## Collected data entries
= = =

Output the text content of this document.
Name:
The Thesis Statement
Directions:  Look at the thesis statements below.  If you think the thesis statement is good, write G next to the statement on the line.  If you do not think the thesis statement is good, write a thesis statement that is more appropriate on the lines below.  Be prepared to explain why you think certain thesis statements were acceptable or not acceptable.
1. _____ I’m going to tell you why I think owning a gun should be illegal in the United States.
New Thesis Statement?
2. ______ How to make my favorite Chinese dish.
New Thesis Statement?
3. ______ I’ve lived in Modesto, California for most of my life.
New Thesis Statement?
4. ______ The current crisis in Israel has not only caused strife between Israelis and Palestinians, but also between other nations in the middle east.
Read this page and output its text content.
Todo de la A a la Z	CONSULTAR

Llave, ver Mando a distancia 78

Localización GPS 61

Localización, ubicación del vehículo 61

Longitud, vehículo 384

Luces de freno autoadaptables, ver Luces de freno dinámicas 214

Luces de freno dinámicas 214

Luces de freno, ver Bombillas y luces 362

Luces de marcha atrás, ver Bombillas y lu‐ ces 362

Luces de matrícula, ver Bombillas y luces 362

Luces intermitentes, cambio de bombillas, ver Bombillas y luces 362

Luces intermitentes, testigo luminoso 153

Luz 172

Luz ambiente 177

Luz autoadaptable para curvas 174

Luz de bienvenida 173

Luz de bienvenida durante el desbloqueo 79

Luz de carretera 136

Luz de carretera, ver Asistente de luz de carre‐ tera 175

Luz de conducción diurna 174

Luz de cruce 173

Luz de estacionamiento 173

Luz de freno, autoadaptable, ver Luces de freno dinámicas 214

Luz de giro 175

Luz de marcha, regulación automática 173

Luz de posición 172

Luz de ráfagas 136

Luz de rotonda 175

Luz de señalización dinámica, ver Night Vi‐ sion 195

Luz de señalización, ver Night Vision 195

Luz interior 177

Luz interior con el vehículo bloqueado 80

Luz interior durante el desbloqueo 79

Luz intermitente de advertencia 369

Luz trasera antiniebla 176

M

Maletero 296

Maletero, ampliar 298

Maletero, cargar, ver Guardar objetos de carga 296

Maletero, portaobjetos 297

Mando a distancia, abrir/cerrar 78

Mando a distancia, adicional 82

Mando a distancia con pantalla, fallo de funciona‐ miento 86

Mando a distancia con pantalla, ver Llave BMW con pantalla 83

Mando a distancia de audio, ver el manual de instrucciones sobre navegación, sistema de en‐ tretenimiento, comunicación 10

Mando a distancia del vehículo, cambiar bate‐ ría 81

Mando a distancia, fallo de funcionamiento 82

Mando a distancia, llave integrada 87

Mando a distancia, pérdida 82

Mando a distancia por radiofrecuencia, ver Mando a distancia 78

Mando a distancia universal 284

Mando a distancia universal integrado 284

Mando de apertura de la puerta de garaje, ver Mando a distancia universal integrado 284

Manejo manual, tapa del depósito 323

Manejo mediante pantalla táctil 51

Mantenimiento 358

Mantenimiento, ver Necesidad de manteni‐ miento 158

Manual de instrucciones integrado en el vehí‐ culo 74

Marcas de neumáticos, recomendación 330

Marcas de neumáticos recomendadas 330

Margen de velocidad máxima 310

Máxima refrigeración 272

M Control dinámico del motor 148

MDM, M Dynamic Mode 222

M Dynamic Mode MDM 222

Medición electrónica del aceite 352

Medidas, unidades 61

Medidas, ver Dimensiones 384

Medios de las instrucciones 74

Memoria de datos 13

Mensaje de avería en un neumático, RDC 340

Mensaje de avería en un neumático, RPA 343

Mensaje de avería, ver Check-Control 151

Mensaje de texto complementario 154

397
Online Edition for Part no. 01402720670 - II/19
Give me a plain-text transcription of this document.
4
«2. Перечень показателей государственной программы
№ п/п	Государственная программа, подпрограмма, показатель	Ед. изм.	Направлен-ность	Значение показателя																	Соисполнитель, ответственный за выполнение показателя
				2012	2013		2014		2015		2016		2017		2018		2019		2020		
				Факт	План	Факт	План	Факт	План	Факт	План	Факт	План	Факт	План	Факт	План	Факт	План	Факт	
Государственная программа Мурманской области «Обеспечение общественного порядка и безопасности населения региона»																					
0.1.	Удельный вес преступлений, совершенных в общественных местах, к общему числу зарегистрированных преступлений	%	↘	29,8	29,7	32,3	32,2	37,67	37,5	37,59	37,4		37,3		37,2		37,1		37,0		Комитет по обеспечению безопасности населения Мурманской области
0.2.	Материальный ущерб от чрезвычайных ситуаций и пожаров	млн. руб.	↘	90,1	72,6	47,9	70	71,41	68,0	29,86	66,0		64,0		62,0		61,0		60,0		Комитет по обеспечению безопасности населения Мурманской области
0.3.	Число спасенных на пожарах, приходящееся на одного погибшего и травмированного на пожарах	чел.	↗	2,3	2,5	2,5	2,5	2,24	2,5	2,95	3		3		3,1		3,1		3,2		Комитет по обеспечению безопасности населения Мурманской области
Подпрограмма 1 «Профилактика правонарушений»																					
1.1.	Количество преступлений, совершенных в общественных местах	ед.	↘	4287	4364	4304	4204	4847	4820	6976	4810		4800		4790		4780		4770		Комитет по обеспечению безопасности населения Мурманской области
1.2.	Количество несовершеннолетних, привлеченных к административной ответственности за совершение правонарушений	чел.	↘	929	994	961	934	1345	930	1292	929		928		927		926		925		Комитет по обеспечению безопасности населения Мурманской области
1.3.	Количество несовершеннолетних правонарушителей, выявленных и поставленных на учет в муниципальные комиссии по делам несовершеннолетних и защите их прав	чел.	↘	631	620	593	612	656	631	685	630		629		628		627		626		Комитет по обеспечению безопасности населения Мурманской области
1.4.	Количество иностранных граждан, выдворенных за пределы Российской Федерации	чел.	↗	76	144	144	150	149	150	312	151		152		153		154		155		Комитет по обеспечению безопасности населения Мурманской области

= = =

## WRITTEN INSTRUCTION
From the listing above, find the number of lines with the word "Manejo" in them. Answer with the number only.

## EXPECTED ANSWER
2